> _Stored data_
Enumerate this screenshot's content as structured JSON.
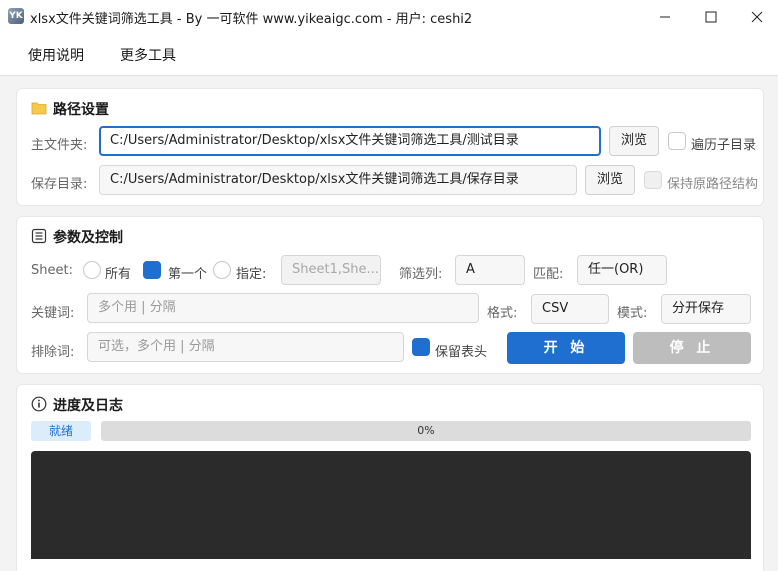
{
  "window": {
    "title": "xlsx文件关键词筛选工具 - By 一可软件 www.yikeaigc.com - 用户: ceshi2",
    "icon_text": "YK"
  },
  "menu": {
    "items": [
      "使用说明",
      "更多工具"
    ]
  },
  "path_settings": {
    "title": "路径设置",
    "main_folder_label": "主文件夹:",
    "main_folder_value": "C:/Users/Administrator/Desktop/xlsx文件关键词筛选工具/测试目录",
    "browse_label": "浏览",
    "recurse_label": "遍历子目录",
    "save_dir_label": "保存目录:",
    "save_dir_value": "C:/Users/Administrator/Desktop/xlsx文件关键词筛选工具/保存目录",
    "keep_structure_label": "保持原路径结构"
  },
  "params": {
    "title": "参数及控制",
    "sheet_label": "Sheet:",
    "sheet_options": [
      "所有",
      "第一个",
      "指定:"
    ],
    "sheet_selected": "第一个",
    "sheet_names_placeholder": "Sheet1,She...",
    "filter_col_label": "筛选列:",
    "filter_col_value": "A",
    "match_label": "匹配:",
    "match_value": "任一(OR)",
    "keyword_label": "关键词:",
    "keyword_placeholder": "多个用 | 分隔",
    "format_label": "格式:",
    "format_value": "CSV",
    "mode_label": "模式:",
    "mode_value": "分开保存",
    "exclude_label": "排除词:",
    "exclude_placeholder": "可选，多个用 | 分隔",
    "keep_header_label": "保留表头",
    "keep_header_checked": true,
    "start_label": "开 始",
    "stop_label": "停 止"
  },
  "progress": {
    "title": "进度及日志",
    "status": "就绪",
    "percent_text": "0%",
    "percent": 0
  },
  "colors": {
    "accent": "#1f6fd1",
    "disabled": "#bdbdbd",
    "log_bg": "#2b2b2b"
  }
}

> _Written instruction_
Show all lines above holding "Users".

> _Finished answer_
    "main_folder_value": "C:/Users/Administrator/Desktop/xlsx文件关键词筛选工具/测试目录",
    "save_dir_value": "C:/Users/Administrator/Desktop/xlsx文件关键词筛选工具/保存目录",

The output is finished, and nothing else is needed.